_Exercise details_
Seek out every line containing the word "WTI原油", and copy each.

(Data records)
################
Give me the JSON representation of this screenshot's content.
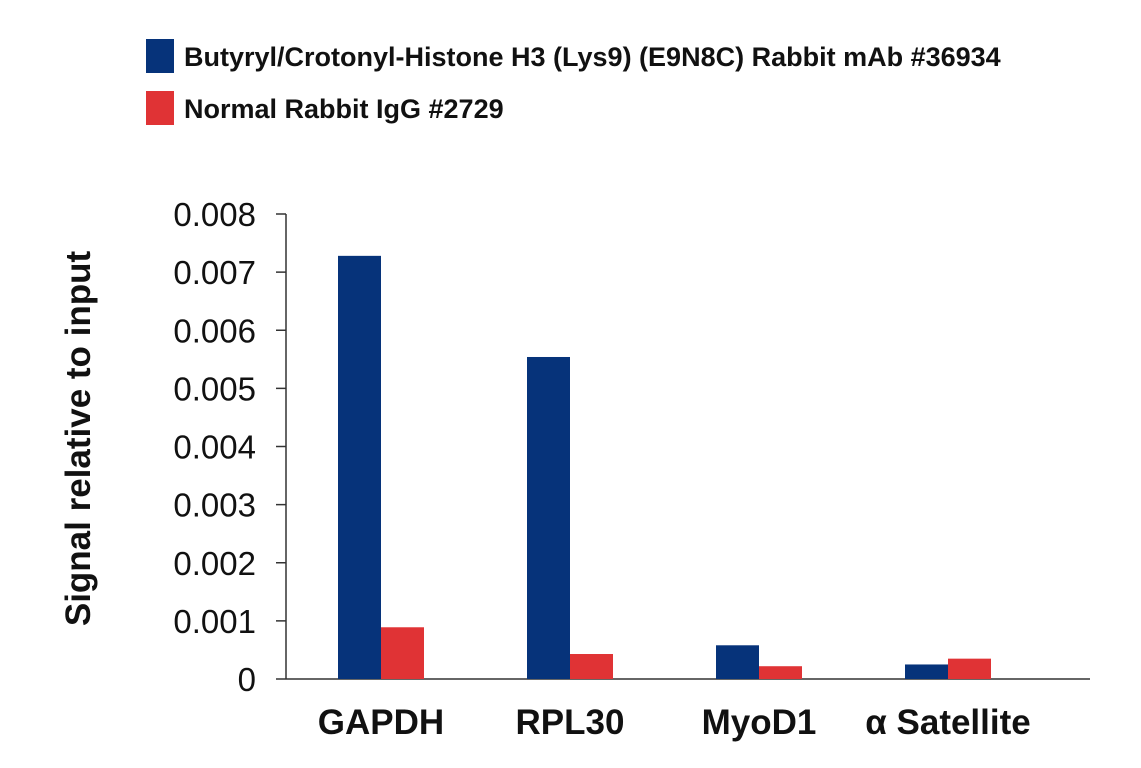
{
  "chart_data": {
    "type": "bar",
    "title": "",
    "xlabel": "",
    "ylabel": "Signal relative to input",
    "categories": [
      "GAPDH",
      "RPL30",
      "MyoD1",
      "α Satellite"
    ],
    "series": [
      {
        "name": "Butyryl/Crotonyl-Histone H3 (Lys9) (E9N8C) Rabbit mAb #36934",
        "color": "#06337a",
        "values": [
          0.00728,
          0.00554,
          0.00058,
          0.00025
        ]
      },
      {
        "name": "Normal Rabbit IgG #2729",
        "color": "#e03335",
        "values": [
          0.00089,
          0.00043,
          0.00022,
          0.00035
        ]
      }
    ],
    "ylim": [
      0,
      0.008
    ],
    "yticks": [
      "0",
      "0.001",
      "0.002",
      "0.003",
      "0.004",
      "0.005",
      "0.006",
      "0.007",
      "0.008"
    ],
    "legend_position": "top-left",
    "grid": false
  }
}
################
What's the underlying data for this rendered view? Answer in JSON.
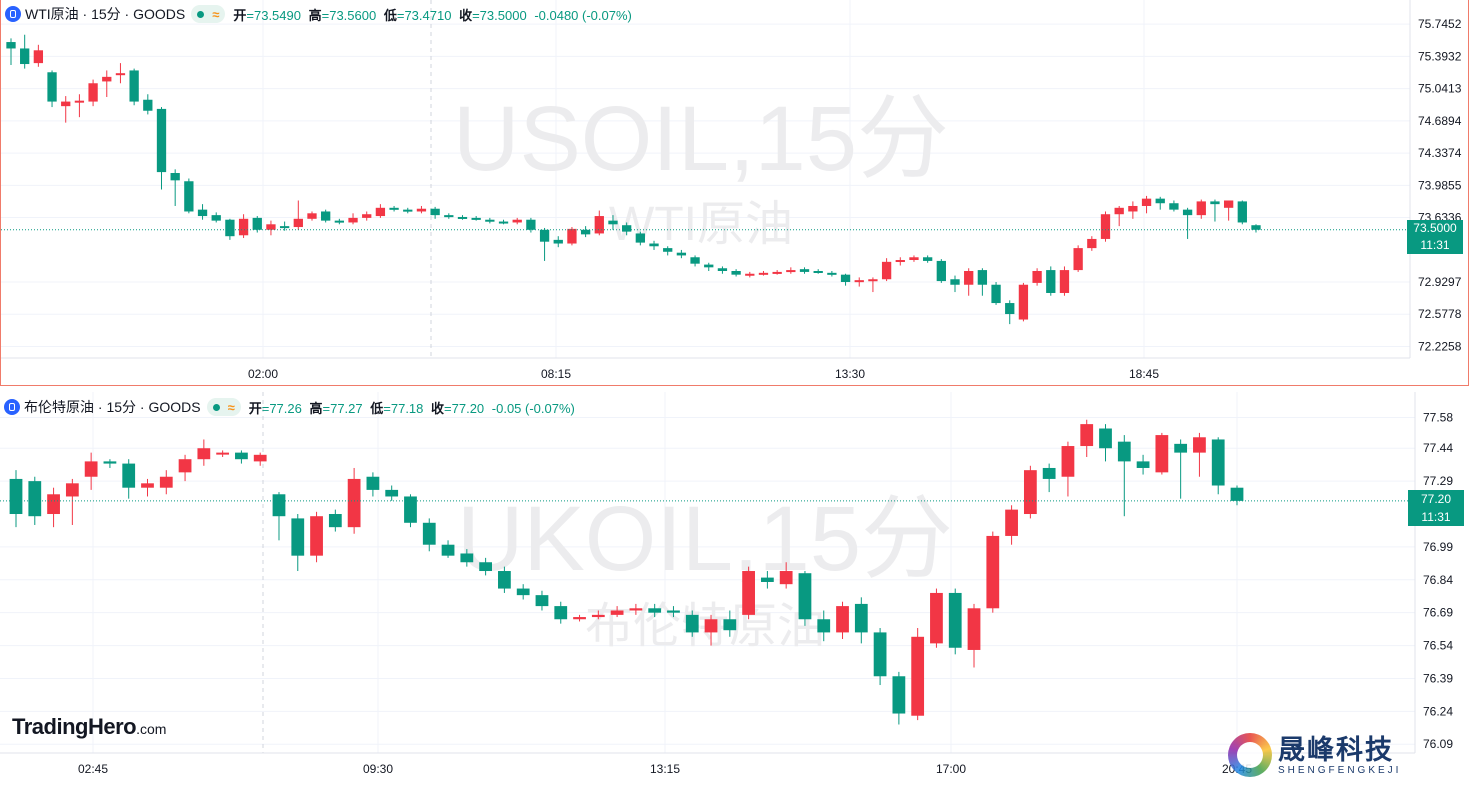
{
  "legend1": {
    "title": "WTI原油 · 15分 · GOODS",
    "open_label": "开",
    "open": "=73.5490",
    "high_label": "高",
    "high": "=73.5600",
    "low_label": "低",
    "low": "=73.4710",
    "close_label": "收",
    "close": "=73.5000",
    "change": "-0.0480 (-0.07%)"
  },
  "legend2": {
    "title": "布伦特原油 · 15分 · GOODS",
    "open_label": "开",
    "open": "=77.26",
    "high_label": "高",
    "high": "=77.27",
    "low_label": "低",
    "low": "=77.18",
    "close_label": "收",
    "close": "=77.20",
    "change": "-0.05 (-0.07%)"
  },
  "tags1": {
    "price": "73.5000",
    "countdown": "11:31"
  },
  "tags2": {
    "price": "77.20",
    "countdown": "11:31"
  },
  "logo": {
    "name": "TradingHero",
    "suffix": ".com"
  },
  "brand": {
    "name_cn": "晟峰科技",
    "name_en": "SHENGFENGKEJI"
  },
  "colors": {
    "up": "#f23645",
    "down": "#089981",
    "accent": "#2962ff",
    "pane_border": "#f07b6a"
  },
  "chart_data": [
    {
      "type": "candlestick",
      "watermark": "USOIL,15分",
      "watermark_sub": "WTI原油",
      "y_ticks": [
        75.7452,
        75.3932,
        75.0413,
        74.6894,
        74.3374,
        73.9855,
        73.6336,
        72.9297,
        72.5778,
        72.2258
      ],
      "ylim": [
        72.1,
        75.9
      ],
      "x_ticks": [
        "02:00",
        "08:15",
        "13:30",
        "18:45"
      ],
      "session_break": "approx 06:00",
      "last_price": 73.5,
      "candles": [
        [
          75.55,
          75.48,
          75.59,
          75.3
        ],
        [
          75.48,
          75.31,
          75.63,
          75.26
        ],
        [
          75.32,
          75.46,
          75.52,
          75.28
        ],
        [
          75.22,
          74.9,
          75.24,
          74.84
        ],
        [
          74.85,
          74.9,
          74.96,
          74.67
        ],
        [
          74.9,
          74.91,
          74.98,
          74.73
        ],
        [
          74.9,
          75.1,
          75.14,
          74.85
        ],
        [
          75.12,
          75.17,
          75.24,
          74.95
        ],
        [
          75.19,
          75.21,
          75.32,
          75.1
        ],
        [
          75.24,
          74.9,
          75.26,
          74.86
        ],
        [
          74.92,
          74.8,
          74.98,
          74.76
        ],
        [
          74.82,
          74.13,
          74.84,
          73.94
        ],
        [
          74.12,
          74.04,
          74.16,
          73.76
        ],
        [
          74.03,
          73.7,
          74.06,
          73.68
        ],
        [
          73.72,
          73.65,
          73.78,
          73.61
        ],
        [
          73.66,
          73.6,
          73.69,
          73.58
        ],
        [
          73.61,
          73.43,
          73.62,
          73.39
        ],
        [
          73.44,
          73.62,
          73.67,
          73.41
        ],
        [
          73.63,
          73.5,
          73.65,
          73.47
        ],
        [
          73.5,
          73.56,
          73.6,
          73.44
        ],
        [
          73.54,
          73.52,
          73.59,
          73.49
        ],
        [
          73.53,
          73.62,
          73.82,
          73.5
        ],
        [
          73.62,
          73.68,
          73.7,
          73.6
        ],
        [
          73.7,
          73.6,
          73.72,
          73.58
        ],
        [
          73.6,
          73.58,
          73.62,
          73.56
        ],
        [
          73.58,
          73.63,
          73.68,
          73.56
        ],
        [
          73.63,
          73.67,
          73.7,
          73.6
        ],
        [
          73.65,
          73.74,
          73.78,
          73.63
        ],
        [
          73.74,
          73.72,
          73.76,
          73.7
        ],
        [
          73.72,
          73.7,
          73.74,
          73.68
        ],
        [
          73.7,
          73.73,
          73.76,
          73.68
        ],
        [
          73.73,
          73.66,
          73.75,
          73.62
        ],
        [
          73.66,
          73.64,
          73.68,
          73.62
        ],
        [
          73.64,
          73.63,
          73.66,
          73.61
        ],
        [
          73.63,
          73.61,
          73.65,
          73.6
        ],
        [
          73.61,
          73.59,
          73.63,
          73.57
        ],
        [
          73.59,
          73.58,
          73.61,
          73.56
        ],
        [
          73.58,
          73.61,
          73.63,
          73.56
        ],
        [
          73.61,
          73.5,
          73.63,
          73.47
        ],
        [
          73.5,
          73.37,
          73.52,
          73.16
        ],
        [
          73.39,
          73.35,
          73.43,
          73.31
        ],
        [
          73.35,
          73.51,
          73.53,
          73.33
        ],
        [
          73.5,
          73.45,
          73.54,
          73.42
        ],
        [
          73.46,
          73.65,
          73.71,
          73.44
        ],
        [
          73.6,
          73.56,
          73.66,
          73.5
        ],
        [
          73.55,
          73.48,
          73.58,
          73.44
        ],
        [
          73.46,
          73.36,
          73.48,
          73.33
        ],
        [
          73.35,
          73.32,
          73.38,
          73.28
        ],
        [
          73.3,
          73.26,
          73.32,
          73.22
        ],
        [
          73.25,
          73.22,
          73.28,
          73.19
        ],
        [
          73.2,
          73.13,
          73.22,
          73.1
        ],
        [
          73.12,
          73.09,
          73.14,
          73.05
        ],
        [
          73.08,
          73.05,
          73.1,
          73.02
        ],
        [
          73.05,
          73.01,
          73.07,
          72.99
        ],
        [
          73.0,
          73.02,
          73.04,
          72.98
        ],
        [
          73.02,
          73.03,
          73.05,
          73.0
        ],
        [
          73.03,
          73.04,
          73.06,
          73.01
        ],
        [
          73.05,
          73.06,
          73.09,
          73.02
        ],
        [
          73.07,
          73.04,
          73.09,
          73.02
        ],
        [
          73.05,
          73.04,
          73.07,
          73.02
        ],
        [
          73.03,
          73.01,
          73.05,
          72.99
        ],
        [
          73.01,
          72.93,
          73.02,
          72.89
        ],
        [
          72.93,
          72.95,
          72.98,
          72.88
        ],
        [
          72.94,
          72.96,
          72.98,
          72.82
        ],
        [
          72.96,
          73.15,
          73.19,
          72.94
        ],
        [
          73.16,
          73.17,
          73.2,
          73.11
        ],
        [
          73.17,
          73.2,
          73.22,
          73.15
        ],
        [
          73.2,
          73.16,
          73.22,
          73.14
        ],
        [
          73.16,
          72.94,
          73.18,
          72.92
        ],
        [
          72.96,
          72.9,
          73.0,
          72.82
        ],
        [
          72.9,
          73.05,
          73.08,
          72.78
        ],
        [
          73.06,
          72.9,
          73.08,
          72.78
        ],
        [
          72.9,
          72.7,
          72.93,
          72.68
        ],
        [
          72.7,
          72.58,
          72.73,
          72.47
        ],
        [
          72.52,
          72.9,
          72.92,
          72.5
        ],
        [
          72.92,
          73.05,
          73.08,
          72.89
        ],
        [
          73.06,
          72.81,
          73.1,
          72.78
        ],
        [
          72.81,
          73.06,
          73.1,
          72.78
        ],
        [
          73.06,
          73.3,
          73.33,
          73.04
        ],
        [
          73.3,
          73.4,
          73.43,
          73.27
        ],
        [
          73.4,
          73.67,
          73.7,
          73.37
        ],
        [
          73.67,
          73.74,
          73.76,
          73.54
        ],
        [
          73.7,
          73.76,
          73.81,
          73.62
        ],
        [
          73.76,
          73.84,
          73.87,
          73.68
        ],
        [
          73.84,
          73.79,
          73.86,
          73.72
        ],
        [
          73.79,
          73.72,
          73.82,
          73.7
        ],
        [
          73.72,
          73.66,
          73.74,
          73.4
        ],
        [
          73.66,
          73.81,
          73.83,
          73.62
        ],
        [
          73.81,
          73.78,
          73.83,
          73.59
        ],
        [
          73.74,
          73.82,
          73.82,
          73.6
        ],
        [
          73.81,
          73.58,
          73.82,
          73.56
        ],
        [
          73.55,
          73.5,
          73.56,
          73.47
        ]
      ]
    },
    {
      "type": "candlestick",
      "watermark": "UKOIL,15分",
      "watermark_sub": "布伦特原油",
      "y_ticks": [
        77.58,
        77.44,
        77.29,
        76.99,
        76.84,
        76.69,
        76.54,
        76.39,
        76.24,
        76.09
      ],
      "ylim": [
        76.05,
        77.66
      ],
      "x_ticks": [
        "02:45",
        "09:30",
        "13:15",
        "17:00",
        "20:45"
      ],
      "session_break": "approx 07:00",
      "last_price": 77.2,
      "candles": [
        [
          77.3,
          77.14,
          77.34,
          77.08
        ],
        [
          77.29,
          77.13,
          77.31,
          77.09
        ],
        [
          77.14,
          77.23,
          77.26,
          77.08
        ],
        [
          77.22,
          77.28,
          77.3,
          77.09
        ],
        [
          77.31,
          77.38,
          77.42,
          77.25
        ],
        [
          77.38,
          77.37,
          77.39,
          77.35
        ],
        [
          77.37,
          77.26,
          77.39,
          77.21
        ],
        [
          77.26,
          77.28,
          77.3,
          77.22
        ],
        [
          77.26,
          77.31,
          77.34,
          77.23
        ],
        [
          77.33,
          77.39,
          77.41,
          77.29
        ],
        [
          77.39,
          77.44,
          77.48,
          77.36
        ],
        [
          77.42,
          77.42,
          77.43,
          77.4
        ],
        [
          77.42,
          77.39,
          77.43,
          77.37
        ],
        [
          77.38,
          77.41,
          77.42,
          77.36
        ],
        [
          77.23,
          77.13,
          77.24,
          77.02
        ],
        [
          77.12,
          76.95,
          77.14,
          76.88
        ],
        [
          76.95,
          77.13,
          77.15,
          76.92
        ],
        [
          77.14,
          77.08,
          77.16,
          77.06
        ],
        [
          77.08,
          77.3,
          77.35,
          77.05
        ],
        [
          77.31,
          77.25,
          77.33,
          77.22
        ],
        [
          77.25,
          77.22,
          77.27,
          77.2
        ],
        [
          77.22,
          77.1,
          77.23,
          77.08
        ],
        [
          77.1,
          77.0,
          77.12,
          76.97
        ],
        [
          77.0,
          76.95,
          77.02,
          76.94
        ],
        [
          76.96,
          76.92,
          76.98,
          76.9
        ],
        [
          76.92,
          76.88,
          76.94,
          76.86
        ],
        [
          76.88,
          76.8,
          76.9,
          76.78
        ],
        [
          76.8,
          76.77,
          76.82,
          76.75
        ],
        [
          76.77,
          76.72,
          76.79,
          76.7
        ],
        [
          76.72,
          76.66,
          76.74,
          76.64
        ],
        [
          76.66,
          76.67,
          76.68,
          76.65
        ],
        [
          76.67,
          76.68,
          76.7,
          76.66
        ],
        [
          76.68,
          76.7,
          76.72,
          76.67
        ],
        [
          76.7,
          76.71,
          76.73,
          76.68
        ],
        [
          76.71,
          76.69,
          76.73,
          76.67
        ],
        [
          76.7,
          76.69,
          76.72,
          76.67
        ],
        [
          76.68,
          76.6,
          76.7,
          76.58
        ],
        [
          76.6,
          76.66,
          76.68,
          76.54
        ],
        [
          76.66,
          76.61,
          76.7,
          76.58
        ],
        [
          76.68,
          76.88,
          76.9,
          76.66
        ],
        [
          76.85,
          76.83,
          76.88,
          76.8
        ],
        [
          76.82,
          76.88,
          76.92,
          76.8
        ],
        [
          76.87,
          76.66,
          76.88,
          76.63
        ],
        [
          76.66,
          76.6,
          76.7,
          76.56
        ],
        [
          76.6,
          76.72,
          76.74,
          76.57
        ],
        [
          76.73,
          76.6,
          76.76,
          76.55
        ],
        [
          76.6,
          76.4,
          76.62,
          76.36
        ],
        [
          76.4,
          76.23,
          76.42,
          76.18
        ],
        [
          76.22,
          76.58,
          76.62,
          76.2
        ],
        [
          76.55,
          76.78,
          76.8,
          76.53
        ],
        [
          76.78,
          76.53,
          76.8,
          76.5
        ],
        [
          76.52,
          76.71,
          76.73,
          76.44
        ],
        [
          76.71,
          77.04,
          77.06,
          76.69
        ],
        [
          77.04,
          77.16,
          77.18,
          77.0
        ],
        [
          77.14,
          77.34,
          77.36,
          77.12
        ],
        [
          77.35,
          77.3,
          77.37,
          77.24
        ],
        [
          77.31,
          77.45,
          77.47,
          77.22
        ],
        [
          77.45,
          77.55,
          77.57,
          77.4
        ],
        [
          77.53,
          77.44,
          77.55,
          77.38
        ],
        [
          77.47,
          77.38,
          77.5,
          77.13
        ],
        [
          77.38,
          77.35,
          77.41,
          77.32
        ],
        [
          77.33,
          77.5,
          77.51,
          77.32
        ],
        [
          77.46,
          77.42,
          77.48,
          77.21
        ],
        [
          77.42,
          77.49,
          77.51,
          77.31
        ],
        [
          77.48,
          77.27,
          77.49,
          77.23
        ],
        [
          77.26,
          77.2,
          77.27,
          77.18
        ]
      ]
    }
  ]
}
################
_Exercise answer_
    "title": "WTI原油 · 15分 · GOODS",
      "watermark_sub": "WTI原油",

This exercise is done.